Among the entries below, count the lines where the string "type" occurs, and give only the number.

#### [DATA SUPPLIED]
★ ★ ★ ★ ★ ★ ★

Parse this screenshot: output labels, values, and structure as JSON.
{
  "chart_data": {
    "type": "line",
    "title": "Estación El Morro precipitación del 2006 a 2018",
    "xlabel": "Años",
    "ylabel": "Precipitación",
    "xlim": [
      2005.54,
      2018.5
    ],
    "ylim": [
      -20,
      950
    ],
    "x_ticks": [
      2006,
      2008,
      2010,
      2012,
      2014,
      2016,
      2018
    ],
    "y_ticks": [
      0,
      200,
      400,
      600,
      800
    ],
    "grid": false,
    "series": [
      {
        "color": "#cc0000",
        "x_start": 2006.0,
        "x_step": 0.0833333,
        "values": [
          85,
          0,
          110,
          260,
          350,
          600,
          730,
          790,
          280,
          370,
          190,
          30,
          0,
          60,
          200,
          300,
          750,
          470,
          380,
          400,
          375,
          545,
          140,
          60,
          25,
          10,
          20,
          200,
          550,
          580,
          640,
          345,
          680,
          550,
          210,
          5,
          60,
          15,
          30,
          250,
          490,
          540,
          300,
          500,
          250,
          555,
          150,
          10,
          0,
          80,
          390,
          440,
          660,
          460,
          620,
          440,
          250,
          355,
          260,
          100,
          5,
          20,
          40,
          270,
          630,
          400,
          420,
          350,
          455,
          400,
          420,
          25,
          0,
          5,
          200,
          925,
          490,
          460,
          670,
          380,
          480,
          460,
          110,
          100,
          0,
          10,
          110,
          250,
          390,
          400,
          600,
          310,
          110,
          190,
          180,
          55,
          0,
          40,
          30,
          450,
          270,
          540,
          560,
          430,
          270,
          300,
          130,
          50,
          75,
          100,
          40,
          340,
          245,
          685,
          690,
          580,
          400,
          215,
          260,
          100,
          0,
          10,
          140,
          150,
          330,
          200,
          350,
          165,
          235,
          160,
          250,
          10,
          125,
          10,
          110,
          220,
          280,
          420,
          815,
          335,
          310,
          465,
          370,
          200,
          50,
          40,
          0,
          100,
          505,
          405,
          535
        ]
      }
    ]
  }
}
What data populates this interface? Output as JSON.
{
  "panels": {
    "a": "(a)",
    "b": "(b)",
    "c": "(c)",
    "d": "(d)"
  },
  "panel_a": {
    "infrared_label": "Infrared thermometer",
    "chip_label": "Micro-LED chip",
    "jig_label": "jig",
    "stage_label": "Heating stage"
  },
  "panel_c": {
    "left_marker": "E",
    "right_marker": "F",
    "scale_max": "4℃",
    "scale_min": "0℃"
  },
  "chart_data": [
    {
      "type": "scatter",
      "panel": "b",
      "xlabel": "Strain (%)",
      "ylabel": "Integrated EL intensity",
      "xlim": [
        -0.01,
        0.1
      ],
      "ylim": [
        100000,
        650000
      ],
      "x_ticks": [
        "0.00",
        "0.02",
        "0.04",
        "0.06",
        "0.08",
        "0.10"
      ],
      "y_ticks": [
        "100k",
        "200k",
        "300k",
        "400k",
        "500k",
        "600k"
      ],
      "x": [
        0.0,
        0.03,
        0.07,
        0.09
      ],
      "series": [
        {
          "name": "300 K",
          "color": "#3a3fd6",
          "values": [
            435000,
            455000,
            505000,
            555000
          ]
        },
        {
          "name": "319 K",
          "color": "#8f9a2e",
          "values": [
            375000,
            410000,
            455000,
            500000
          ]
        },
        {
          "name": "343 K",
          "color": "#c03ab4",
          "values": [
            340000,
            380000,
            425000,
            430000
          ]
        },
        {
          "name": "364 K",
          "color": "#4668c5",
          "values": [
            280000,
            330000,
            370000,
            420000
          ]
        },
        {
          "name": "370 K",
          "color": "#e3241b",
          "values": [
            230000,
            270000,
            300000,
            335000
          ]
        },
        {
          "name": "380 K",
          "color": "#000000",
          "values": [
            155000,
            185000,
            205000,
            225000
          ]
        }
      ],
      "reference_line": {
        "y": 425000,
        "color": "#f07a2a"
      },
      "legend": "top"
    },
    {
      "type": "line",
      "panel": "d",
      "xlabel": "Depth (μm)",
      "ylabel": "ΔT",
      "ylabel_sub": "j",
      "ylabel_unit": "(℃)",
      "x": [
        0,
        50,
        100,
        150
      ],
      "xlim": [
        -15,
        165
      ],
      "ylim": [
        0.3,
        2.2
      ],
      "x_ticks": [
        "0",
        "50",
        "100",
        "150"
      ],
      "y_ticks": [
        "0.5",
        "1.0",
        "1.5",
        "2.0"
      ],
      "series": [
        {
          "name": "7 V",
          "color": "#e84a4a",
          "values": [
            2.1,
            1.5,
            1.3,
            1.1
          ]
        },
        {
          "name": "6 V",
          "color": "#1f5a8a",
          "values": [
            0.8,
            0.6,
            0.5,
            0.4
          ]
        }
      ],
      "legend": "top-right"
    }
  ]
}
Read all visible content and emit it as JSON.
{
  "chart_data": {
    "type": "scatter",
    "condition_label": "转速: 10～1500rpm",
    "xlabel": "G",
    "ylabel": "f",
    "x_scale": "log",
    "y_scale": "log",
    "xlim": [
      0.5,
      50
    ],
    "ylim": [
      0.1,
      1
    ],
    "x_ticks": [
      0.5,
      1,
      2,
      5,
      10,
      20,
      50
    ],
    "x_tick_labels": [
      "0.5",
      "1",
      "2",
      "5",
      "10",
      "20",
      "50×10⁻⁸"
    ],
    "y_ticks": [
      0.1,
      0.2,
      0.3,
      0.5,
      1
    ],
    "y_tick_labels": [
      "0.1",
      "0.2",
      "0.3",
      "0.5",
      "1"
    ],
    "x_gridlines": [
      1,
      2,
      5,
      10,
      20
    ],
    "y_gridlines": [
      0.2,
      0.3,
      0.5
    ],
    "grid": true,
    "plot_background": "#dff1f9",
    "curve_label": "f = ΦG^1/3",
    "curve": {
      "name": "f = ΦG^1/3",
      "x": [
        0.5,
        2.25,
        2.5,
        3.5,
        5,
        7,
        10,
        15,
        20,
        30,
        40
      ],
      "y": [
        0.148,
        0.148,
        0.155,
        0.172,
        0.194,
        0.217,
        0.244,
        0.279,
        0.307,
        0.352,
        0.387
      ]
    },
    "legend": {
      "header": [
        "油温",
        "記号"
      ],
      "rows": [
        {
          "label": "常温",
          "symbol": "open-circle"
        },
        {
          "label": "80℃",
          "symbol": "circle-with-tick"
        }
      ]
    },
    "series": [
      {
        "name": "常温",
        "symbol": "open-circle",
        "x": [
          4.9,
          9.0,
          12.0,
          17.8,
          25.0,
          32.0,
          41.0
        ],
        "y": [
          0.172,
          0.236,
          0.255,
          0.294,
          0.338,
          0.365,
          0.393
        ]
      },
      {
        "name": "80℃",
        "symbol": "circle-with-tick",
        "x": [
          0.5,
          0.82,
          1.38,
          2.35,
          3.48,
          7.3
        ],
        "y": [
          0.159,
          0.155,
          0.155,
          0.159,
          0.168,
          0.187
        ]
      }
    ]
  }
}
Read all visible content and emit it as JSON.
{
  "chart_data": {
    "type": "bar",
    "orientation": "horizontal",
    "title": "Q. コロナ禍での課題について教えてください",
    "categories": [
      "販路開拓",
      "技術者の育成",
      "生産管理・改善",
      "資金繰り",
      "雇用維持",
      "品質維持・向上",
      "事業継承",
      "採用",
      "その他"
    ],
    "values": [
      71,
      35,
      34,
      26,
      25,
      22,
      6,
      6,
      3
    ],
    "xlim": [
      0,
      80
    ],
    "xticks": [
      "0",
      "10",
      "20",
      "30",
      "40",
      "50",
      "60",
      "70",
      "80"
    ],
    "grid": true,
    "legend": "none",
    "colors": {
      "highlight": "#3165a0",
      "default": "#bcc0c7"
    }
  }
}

★ ★ ★ ★ ★ ★ ★

#### [SOLUTION FOR THIS TASK]
5